▶ **Set problem**: Write out the data below in full. Keep it exact.

▶ **Records for this exercise**:
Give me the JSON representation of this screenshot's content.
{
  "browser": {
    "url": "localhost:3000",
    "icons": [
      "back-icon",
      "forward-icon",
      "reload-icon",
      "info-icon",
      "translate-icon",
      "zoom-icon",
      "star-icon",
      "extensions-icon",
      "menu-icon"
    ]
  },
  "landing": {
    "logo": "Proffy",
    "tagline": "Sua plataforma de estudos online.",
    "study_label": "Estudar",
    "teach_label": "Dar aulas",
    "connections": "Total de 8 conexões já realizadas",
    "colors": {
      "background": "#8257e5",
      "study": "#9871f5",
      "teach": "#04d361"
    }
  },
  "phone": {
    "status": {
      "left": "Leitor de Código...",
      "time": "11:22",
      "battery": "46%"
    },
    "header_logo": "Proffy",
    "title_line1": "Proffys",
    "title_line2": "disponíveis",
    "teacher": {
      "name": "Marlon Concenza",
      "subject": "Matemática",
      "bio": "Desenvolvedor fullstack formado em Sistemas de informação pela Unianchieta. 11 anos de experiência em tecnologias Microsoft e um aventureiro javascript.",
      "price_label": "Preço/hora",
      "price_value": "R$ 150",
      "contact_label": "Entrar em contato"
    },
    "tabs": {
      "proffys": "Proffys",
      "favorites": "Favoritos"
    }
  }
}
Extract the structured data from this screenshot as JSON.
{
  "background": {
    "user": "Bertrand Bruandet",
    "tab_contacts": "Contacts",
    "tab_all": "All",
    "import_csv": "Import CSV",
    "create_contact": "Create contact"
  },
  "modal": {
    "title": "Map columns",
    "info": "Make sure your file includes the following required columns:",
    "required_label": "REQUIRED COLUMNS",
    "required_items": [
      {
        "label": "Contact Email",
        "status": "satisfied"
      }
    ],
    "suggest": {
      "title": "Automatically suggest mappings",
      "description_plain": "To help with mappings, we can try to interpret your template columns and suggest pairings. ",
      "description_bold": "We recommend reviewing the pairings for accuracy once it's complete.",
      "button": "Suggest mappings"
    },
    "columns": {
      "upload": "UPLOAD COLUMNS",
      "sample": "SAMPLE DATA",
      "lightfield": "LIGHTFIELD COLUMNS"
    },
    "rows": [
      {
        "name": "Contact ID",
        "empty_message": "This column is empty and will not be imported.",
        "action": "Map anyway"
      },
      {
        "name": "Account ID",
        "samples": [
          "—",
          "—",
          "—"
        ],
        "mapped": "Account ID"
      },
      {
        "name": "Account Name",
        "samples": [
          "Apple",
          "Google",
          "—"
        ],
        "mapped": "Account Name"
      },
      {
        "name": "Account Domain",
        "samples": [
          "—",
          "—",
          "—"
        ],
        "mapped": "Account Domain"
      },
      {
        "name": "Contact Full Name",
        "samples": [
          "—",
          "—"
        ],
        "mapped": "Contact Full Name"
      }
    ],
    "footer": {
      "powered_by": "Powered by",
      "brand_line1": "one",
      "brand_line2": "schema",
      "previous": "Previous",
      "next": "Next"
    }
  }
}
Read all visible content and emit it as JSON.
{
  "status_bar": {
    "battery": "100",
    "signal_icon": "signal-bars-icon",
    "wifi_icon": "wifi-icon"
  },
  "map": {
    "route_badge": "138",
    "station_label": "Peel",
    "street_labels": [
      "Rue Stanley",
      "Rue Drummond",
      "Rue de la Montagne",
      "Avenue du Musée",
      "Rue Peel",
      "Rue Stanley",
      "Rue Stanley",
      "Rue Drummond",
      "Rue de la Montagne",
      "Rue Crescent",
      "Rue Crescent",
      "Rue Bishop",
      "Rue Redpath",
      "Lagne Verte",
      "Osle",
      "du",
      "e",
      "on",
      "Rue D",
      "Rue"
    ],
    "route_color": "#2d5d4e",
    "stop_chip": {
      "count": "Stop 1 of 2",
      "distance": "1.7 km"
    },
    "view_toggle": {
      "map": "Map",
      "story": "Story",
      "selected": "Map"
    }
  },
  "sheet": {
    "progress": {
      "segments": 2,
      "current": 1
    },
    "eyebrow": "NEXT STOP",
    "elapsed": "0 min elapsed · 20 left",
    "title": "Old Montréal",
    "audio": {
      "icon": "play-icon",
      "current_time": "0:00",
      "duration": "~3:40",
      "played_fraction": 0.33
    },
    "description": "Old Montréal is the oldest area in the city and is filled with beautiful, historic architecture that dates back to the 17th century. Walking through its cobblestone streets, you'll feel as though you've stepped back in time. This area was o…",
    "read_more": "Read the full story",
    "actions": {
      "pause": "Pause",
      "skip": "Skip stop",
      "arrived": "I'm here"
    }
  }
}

▶ **The response**:
Give me the JSON representation of this screenshot's content.
{
  "browser": {
    "url": "localhost:3000",
    "icons": [
      "back-icon",
      "forward-icon",
      "reload-icon",
      "info-icon",
      "translate-icon",
      "zoom-icon",
      "star-icon",
      "extensions-icon",
      "menu-icon"
    ]
  },
  "landing": {
    "logo": "Proffy",
    "tagline": "Sua plataforma de estudos online.",
    "study_label": "Estudar",
    "teach_label": "Dar aulas",
    "connections": "Total de 8 conexões já realizadas",
    "colors": {
      "background": "#8257e5",
      "study": "#9871f5",
      "teach": "#04d361"
    }
  },
  "phone": {
    "status": {
      "left": "Leitor de Código...",
      "time": "11:22",
      "battery": "46%"
    },
    "header_logo": "Proffy",
    "title_line1": "Proffys",
    "title_line2": "disponíveis",
    "teacher": {
      "name": "Marlon Concenza",
      "subject": "Matemática",
      "bio": "Desenvolvedor fullstack formado em Sistemas de informação pela Unianchieta. 11 anos de experiência em tecnologias Microsoft e um aventureiro javascript.",
      "price_label": "Preço/hora",
      "price_value": "R$ 150",
      "contact_label": "Entrar em contato"
    },
    "tabs": {
      "proffys": "Proffys",
      "favorites": "Favoritos"
    }
  }
}
Extract the structured data from this screenshot as JSON.
{
  "background": {
    "user": "Bertrand Bruandet",
    "tab_contacts": "Contacts",
    "tab_all": "All",
    "import_csv": "Import CSV",
    "create_contact": "Create contact"
  },
  "modal": {
    "title": "Map columns",
    "info": "Make sure your file includes the following required columns:",
    "required_label": "REQUIRED COLUMNS",
    "required_items": [
      {
        "label": "Contact Email",
        "status": "satisfied"
      }
    ],
    "suggest": {
      "title": "Automatically suggest mappings",
      "description_plain": "To help with mappings, we can try to interpret your template columns and suggest pairings. ",
      "description_bold": "We recommend reviewing the pairings for accuracy once it's complete.",
      "button": "Suggest mappings"
    },
    "columns": {
      "upload": "UPLOAD COLUMNS",
      "sample": "SAMPLE DATA",
      "lightfield": "LIGHTFIELD COLUMNS"
    },
    "rows": [
      {
        "name": "Contact ID",
        "empty_message": "This column is empty and will not be imported.",
        "action": "Map anyway"
      },
      {
        "name": "Account ID",
        "samples": [
          "—",
          "—",
          "—"
        ],
        "mapped": "Account ID"
      },
      {
        "name": "Account Name",
        "samples": [
          "Apple",
          "Google",
          "—"
        ],
        "mapped": "Account Name"
      },
      {
        "name": "Account Domain",
        "samples": [
          "—",
          "—",
          "—"
        ],
        "mapped": "Account Domain"
      },
      {
        "name": "Contact Full Name",
        "samples": [
          "—",
          "—"
        ],
        "mapped": "Contact Full Name"
      }
    ],
    "footer": {
      "powered_by": "Powered by",
      "brand_line1": "one",
      "brand_line2": "schema",
      "previous": "Previous",
      "next": "Next"
    }
  }
}
Read all visible content and emit it as JSON.
{
  "status_bar": {
    "battery": "100",
    "signal_icon": "signal-bars-icon",
    "wifi_icon": "wifi-icon"
  },
  "map": {
    "route_badge": "138",
    "station_label": "Peel",
    "street_labels": [
      "Rue Stanley",
      "Rue Drummond",
      "Rue de la Montagne",
      "Avenue du Musée",
      "Rue Peel",
      "Rue Stanley",
      "Rue Stanley",
      "Rue Drummond",
      "Rue de la Montagne",
      "Rue Crescent",
      "Rue Crescent",
      "Rue Bishop",
      "Rue Redpath",
      "Lagne Verte",
      "Osle",
      "du",
      "e",
      "on",
      "Rue D",
      "Rue"
    ],
    "route_color": "#2d5d4e",
    "stop_chip": {
      "count": "Stop 1 of 2",
      "distance": "1.7 km"
    },
    "view_toggle": {
      "map": "Map",
      "story": "Story",
      "selected": "Map"
    }
  },
  "sheet": {
    "progress": {
      "segments": 2,
      "current": 1
    },
    "eyebrow": "NEXT STOP",
    "elapsed": "0 min elapsed · 20 left",
    "title": "Old Montréal",
    "audio": {
      "icon": "play-icon",
      "current_time": "0:00",
      "duration": "~3:40",
      "played_fraction": 0.33
    },
    "description": "Old Montréal is the oldest area in the city and is filled with beautiful, historic architecture that dates back to the 17th century. Walking through its cobblestone streets, you'll feel as though you've stepped back in time. This area was o…",
    "read_more": "Read the full story",
    "actions": {
      "pause": "Pause",
      "skip": "Skip stop",
      "arrived": "I'm here"
    }
  }
}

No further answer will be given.